[Extracted records]
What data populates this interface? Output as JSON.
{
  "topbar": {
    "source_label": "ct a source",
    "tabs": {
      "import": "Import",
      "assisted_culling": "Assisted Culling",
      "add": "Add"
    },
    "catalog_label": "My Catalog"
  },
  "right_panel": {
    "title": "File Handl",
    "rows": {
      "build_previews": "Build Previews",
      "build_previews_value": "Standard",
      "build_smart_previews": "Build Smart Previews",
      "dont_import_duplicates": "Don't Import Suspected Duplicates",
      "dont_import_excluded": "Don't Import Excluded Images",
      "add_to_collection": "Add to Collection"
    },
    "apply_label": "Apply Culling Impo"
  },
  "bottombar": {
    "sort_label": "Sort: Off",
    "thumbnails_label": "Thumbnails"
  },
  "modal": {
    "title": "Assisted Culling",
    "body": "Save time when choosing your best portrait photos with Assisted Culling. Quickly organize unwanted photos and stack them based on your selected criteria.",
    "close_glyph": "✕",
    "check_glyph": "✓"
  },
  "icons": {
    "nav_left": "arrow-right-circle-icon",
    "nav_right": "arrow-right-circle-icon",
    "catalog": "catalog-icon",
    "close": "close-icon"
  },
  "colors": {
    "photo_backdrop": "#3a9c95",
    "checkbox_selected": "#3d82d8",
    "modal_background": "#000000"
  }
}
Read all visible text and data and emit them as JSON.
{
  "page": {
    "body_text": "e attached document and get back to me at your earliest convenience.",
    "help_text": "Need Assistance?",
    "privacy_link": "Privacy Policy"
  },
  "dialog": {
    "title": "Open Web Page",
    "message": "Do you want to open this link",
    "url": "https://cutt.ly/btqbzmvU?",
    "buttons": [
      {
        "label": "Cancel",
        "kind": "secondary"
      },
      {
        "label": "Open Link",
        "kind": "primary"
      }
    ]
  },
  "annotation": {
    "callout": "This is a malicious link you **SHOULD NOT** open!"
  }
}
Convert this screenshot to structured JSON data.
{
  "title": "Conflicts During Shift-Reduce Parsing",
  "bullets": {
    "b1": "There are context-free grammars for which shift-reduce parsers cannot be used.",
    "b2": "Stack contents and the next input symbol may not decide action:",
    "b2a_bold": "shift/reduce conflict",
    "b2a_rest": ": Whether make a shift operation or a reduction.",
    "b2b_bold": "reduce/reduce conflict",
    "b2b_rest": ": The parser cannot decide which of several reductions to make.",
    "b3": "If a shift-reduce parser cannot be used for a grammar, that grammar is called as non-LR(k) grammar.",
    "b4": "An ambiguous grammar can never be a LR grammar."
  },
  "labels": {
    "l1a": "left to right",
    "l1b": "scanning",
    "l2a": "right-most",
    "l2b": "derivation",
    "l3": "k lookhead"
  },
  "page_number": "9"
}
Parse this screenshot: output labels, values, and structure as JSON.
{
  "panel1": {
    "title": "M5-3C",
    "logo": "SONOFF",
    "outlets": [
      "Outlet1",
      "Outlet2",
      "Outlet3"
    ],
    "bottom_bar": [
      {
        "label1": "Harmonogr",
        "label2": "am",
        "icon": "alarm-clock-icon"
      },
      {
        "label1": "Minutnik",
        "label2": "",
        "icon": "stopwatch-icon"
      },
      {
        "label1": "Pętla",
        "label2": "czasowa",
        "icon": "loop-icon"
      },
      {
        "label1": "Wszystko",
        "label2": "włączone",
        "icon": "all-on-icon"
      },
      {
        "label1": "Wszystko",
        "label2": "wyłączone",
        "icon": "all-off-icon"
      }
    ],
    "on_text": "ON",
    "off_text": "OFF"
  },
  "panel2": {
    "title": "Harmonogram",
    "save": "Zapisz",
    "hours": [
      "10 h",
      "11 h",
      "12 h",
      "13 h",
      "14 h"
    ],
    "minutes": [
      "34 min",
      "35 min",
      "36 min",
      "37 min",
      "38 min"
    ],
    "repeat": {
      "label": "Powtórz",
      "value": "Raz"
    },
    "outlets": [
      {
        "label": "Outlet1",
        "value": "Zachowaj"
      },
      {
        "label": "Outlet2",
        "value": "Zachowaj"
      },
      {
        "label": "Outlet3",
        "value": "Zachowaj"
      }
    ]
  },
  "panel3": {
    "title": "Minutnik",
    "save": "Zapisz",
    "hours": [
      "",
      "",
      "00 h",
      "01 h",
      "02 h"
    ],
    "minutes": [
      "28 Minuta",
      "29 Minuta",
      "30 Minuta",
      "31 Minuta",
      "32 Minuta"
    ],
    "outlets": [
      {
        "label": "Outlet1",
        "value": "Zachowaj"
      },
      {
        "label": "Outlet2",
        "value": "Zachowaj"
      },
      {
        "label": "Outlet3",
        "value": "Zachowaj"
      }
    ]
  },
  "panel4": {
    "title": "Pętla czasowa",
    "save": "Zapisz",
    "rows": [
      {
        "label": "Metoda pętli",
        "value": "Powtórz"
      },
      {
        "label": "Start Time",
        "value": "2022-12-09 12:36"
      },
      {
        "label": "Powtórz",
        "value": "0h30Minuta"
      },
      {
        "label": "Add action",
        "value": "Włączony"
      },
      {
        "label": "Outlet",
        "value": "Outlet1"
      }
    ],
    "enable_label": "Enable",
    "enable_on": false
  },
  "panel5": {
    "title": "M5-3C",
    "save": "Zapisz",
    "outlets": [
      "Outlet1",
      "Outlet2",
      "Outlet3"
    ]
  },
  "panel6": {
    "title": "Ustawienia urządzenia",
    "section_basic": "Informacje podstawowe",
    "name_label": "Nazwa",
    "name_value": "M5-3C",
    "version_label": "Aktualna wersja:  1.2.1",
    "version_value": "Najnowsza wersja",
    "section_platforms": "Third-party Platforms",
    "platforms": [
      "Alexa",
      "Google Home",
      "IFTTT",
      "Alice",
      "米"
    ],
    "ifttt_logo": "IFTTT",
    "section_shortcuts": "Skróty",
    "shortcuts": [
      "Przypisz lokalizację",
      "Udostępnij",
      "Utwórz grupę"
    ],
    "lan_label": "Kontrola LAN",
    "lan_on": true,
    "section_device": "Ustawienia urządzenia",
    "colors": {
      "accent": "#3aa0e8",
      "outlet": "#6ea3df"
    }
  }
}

▸ Work instructions:
Give the count of lines in the listing above that include "Culling", with no other words.

▸ Task answer:
4